Written problem –
Select, from the material below, each line with "xlabel" in it.

----- Dataset extract

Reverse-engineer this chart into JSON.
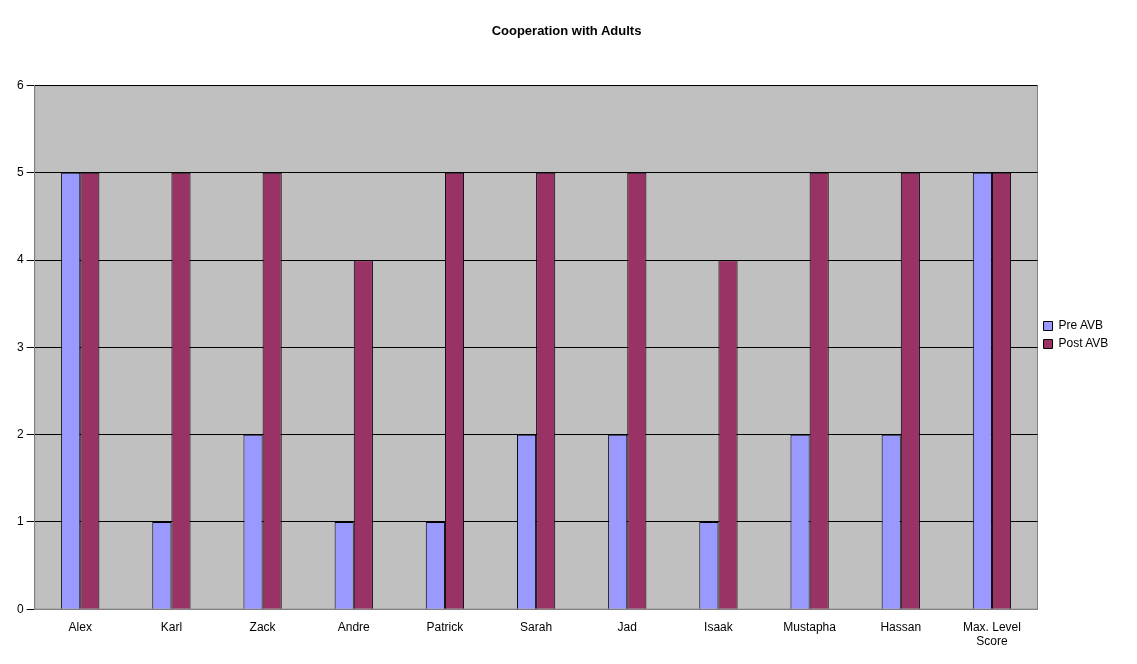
{
  "chart_data": {
    "type": "bar",
    "title": "Cooperation with Adults",
    "categories": [
      "Alex",
      "Karl",
      "Zack",
      "Andre",
      "Patrick",
      "Sarah",
      "Jad",
      "Isaak",
      "Mustapha",
      "Hassan",
      "Max. Level Score"
    ],
    "series": [
      {
        "name": "Pre AVB",
        "color": "#9999ff",
        "values": [
          5,
          1,
          2,
          1,
          1,
          2,
          2,
          1,
          2,
          2,
          5
        ]
      },
      {
        "name": "Post AVB",
        "color": "#993366",
        "values": [
          5,
          5,
          5,
          4,
          5,
          5,
          5,
          4,
          5,
          5,
          5
        ]
      }
    ],
    "ylim": [
      0,
      6
    ],
    "yticks": [
      0,
      1,
      2,
      3,
      4,
      5,
      6
    ],
    "grid": "y",
    "legend": "right"
  }
}
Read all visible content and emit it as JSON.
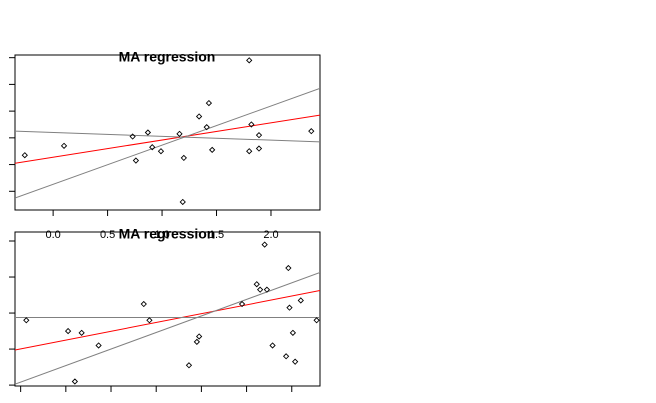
{
  "chart_data": [
    {
      "type": "scatter",
      "title": "MA regression",
      "xlabel": "",
      "ylabel": "",
      "xlim": [
        -0.35,
        2.45
      ],
      "ylim": [
        -0.27,
        0.31
      ],
      "x_ticks": [
        0.0,
        0.5,
        1.0,
        1.5,
        2.0
      ],
      "x_tick_labels": [
        "0.0",
        "0.5",
        "1.0",
        "1.5",
        "2.0"
      ],
      "y_ticks": [
        -0.2,
        -0.1,
        0.0,
        0.1,
        0.2,
        0.3
      ],
      "grid": false,
      "legend": "none",
      "points": {
        "x": [
          -0.26,
          0.1,
          0.73,
          0.76,
          0.87,
          0.91,
          0.99,
          1.16,
          1.2,
          1.19,
          1.34,
          1.41,
          1.43,
          1.46,
          1.8,
          1.82,
          1.8,
          1.89,
          1.89,
          2.37
        ],
        "y": [
          -0.065,
          -0.03,
          0.005,
          -0.085,
          0.02,
          -0.035,
          -0.05,
          0.015,
          -0.075,
          -0.24,
          0.08,
          0.04,
          0.13,
          -0.045,
          0.29,
          0.05,
          -0.05,
          0.01,
          -0.04,
          0.025
        ]
      },
      "lines": [
        {
          "color": "#ff0000",
          "x": [
            -0.35,
            2.45
          ],
          "y": [
            -0.095,
            0.085
          ]
        },
        {
          "color": "#808080",
          "x": [
            -0.35,
            2.45
          ],
          "y": [
            -0.225,
            0.185
          ]
        },
        {
          "color": "#808080",
          "x": [
            -0.35,
            2.45
          ],
          "y": [
            0.025,
            -0.015
          ]
        }
      ]
    },
    {
      "type": "scatter",
      "title": "MA regression",
      "xlabel": "",
      "ylabel": "",
      "xlim": [
        -0.25,
        2.45
      ],
      "ylim": [
        -0.405,
        0.45
      ],
      "x_ticks": [
        -0.2,
        0.2,
        0.6,
        1.0,
        1.4,
        1.8,
        2.2
      ],
      "x_tick_labels": [],
      "y_ticks": [
        -0.4,
        -0.2,
        0.0,
        0.2,
        0.4
      ],
      "grid": false,
      "legend": "none",
      "points": {
        "x": [
          -0.15,
          0.22,
          0.28,
          0.34,
          0.49,
          0.89,
          0.94,
          1.29,
          1.36,
          1.38,
          1.76,
          1.89,
          1.92,
          1.96,
          1.98,
          2.03,
          2.15,
          2.17,
          2.18,
          2.21,
          2.23,
          2.28,
          2.42
        ],
        "y": [
          -0.04,
          -0.1,
          -0.38,
          -0.11,
          -0.18,
          0.05,
          -0.04,
          -0.29,
          -0.16,
          -0.13,
          0.05,
          0.16,
          0.13,
          0.38,
          0.13,
          -0.18,
          -0.24,
          0.25,
          0.03,
          -0.11,
          -0.27,
          0.07,
          -0.04
        ]
      },
      "lines": [
        {
          "color": "#ff0000",
          "x": [
            -0.25,
            2.45
          ],
          "y": [
            -0.205,
            0.125
          ]
        },
        {
          "color": "#808080",
          "x": [
            -0.25,
            2.45
          ],
          "y": [
            -0.395,
            0.225
          ]
        },
        {
          "color": "#808080",
          "x": [
            -0.25,
            2.45
          ],
          "y": [
            -0.025,
            -0.025
          ]
        }
      ]
    }
  ]
}
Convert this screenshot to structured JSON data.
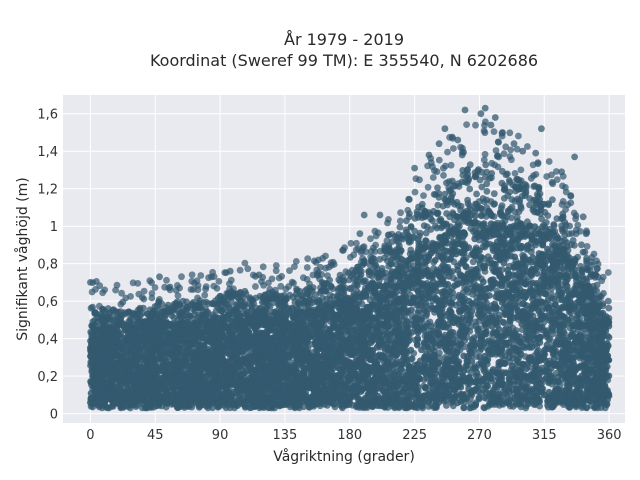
{
  "chart_data": {
    "type": "scatter",
    "title_line1": "År 1979 - 2019",
    "title_line2": "Koordinat (Sweref 99 TM): E 355540, N 6202686",
    "xlabel": "Vågriktning (grader)",
    "ylabel": "Signifikant våghöjd (m)",
    "xlim": [
      -19,
      371
    ],
    "ylim": [
      -0.05,
      1.7
    ],
    "x_ticks": [
      0,
      45,
      90,
      135,
      180,
      225,
      270,
      315,
      360
    ],
    "x_tick_labels": [
      "0",
      "45",
      "90",
      "135",
      "180",
      "225",
      "270",
      "315",
      "360"
    ],
    "y_ticks": [
      0,
      0.2,
      0.4,
      0.6,
      0.8,
      1.0,
      1.2,
      1.4,
      1.6
    ],
    "y_tick_labels": [
      "0",
      "0,2",
      "0,4",
      "0,6",
      "0,8",
      "1",
      "1,2",
      "1,4",
      "1,6"
    ],
    "grid": true,
    "marker_color": "#33596f",
    "background_color": "#e9e9f0",
    "envelope": [
      {
        "x": 0,
        "y": 0.58
      },
      {
        "x": 20,
        "y": 0.55
      },
      {
        "x": 40,
        "y": 0.58
      },
      {
        "x": 60,
        "y": 0.6
      },
      {
        "x": 80,
        "y": 0.6
      },
      {
        "x": 100,
        "y": 0.66
      },
      {
        "x": 120,
        "y": 0.64
      },
      {
        "x": 140,
        "y": 0.66
      },
      {
        "x": 160,
        "y": 0.7
      },
      {
        "x": 180,
        "y": 0.76
      },
      {
        "x": 200,
        "y": 0.85
      },
      {
        "x": 220,
        "y": 1.05
      },
      {
        "x": 240,
        "y": 1.2
      },
      {
        "x": 255,
        "y": 1.3
      },
      {
        "x": 270,
        "y": 1.35
      },
      {
        "x": 285,
        "y": 1.3
      },
      {
        "x": 300,
        "y": 1.25
      },
      {
        "x": 315,
        "y": 1.2
      },
      {
        "x": 330,
        "y": 1.05
      },
      {
        "x": 345,
        "y": 0.85
      },
      {
        "x": 360,
        "y": 0.6
      }
    ],
    "outliers": [
      {
        "x": 0,
        "y": 0.7
      },
      {
        "x": 48,
        "y": 0.73
      },
      {
        "x": 97,
        "y": 0.76
      },
      {
        "x": 117,
        "y": 0.74
      },
      {
        "x": 187,
        "y": 0.96
      },
      {
        "x": 190,
        "y": 1.06
      },
      {
        "x": 201,
        "y": 1.06
      },
      {
        "x": 225,
        "y": 1.31
      },
      {
        "x": 235,
        "y": 1.38
      },
      {
        "x": 242,
        "y": 1.44
      },
      {
        "x": 246,
        "y": 1.52
      },
      {
        "x": 255,
        "y": 1.46
      },
      {
        "x": 258,
        "y": 1.38
      },
      {
        "x": 260,
        "y": 1.62
      },
      {
        "x": 271,
        "y": 1.6
      },
      {
        "x": 274,
        "y": 1.63
      },
      {
        "x": 278,
        "y": 1.54
      },
      {
        "x": 281,
        "y": 1.58
      },
      {
        "x": 283,
        "y": 1.45
      },
      {
        "x": 286,
        "y": 1.5
      },
      {
        "x": 294,
        "y": 1.44
      },
      {
        "x": 300,
        "y": 1.4
      },
      {
        "x": 309,
        "y": 1.39
      },
      {
        "x": 313,
        "y": 1.52
      },
      {
        "x": 327,
        "y": 1.29
      },
      {
        "x": 336,
        "y": 1.37
      },
      {
        "x": 342,
        "y": 1.05
      },
      {
        "x": 344,
        "y": 0.96
      }
    ]
  }
}
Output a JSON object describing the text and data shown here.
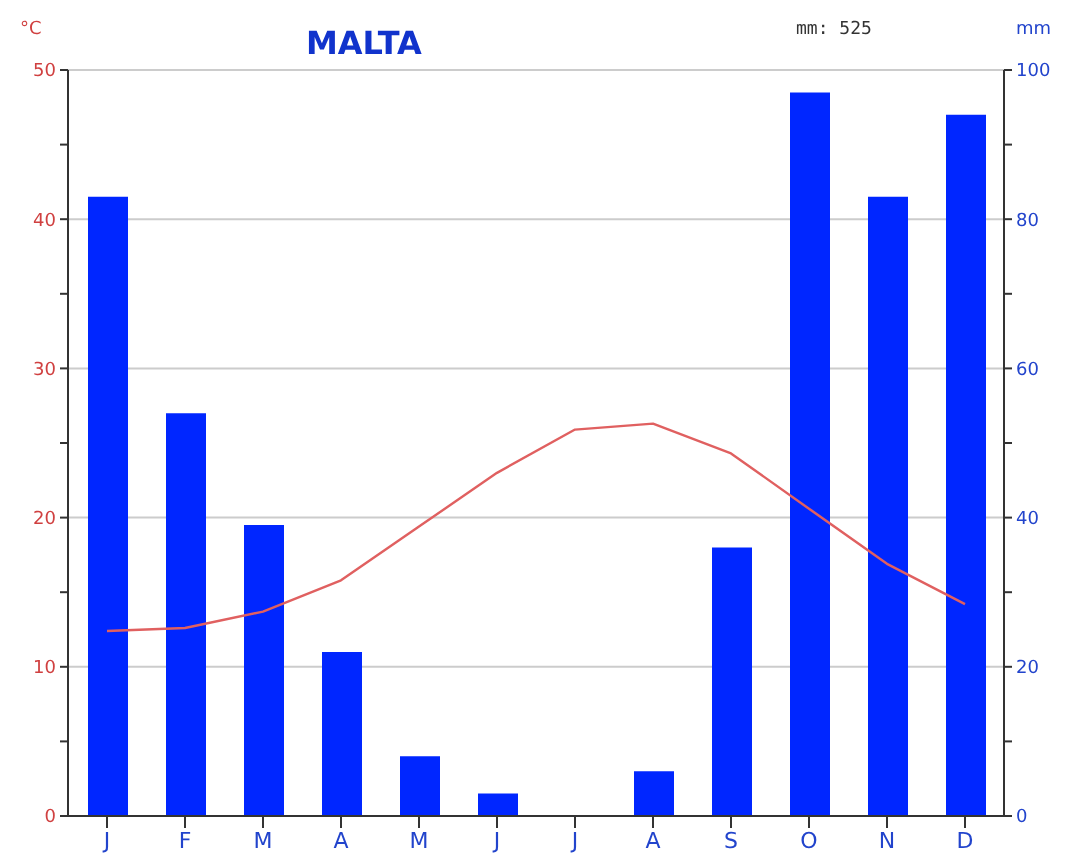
{
  "chart_data": {
    "type": "bar",
    "title": "MALTA",
    "ylabel": "°C",
    "y2label": "mm",
    "annotations": [
      "mm: 525"
    ],
    "categories": [
      "J",
      "F",
      "M",
      "A",
      "M",
      "J",
      "J",
      "A",
      "S",
      "O",
      "N",
      "D"
    ],
    "series": [
      {
        "axis": "y2",
        "color": "#0026ff",
        "values": [
          83,
          54,
          39,
          22,
          8,
          3,
          0,
          6,
          36,
          97,
          83,
          94
        ]
      },
      {
        "type": "line",
        "axis": "y",
        "color": "#e06060",
        "values": [
          12.4,
          12.6,
          13.7,
          15.8,
          19.4,
          23,
          25.9,
          26.3,
          24.3,
          20.6,
          16.9,
          14.2
        ]
      }
    ],
    "ylim": [
      0,
      50
    ],
    "yticks": [
      0,
      {
        "value": 5,
        "label": null
      },
      10,
      {
        "value": 15,
        "label": null
      },
      20,
      {
        "value": 25,
        "label": null
      },
      30,
      {
        "value": 35,
        "label": null
      },
      40,
      {
        "value": 45,
        "label": null
      },
      50
    ],
    "y2lim": [
      0,
      100
    ],
    "y2ticks": [
      0,
      {
        "value": 10,
        "label": null
      },
      20,
      {
        "value": 30,
        "label": null
      },
      40,
      {
        "value": 50,
        "label": null
      },
      60,
      {
        "value": 70,
        "label": null
      },
      80,
      {
        "value": 90,
        "label": null
      },
      100
    ],
    "grid": "y",
    "legend": false,
    "marker": "none",
    "line_style": "solid"
  }
}
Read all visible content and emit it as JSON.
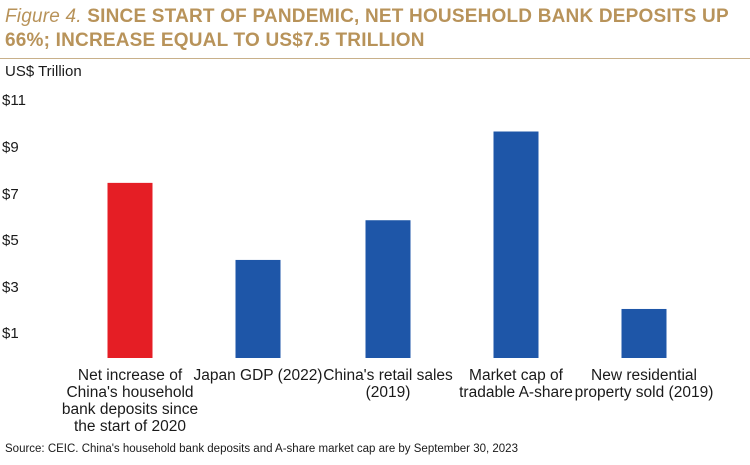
{
  "header": {
    "figure_label": "Figure 4.",
    "title": "SINCE START OF PANDEMIC, NET HOUSEHOLD BANK DEPOSITS UP 66%; INCREASE EQUAL TO US$7.5 TRILLION"
  },
  "source": "Source: CEIC. China's household bank deposits and A-share market cap are by September 30, 2023",
  "chart_data": {
    "type": "bar",
    "title": "",
    "ylabel": "US$ Trillion",
    "xlabel": "",
    "categories": [
      "Net increase of China's household bank deposits since the start of 2020",
      "Japan GDP (2022)",
      "China's retail sales (2019)",
      "Market cap of tradable A-share",
      "New residential property sold (2019)"
    ],
    "values": [
      7.5,
      4.2,
      5.9,
      9.7,
      2.1
    ],
    "colors": [
      "#e51e25",
      "#1e56a8",
      "#1e56a8",
      "#1e56a8",
      "#1e56a8"
    ],
    "yticks": [
      "$1",
      "$3",
      "$5",
      "$7",
      "$9",
      "$11"
    ],
    "ylim": [
      0,
      11
    ],
    "grid": false,
    "legend": "none"
  }
}
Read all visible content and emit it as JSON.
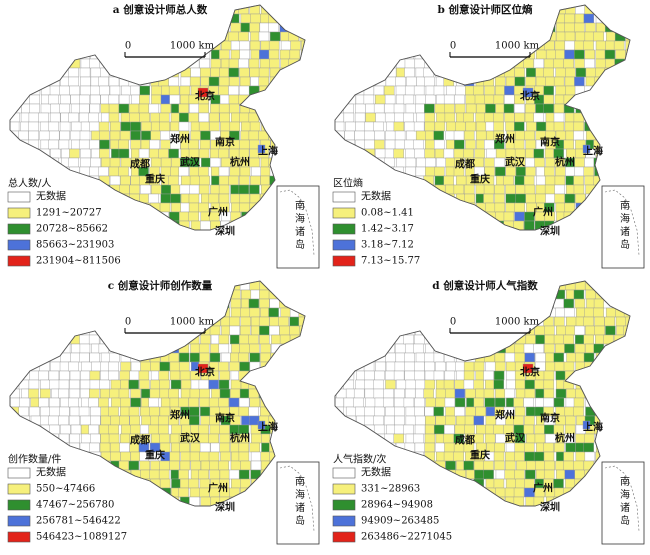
{
  "panels": [
    {
      "title": "a 创意设计师总人数",
      "legend_title": "总人数/人",
      "legend": [
        "无数据",
        "1291~20727",
        "20728~85662",
        "85663~231903",
        "231904~811506"
      ]
    },
    {
      "title": "b 创意设计师区位熵",
      "legend_title": "区位熵",
      "legend": [
        "无数据",
        "0.08~1.41",
        "1.42~3.17",
        "3.18~7.12",
        "7.13~15.77"
      ]
    },
    {
      "title": "c 创意设计师创作数量",
      "legend_title": "创作数量/件",
      "legend": [
        "无数据",
        "550~47466",
        "47467~256780",
        "256781~546422",
        "546423~1089127"
      ]
    },
    {
      "title": "d 创意设计师人气指数",
      "legend_title": "人气指数/次",
      "legend": [
        "无数据",
        "331~28963",
        "28964~94908",
        "94909~263485",
        "263486~2271045"
      ]
    }
  ],
  "scale_labels": [
    "0",
    "1000 km"
  ],
  "cities": [
    "北京",
    "郑州",
    "南京",
    "上海",
    "成都",
    "武汉",
    "杭州",
    "重庆",
    "广州",
    "深圳"
  ],
  "inset_label": "南海诸岛",
  "legend_colors": [
    "#ffffff",
    "#f6f07c",
    "#2f8f2f",
    "#4d72d9",
    "#e2231a"
  ]
}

----------

Task answer –
      "xlabel": "",
      "xlabel": "",
    "xlabel": "Vågriktning (grader)",
    "xlabel": "",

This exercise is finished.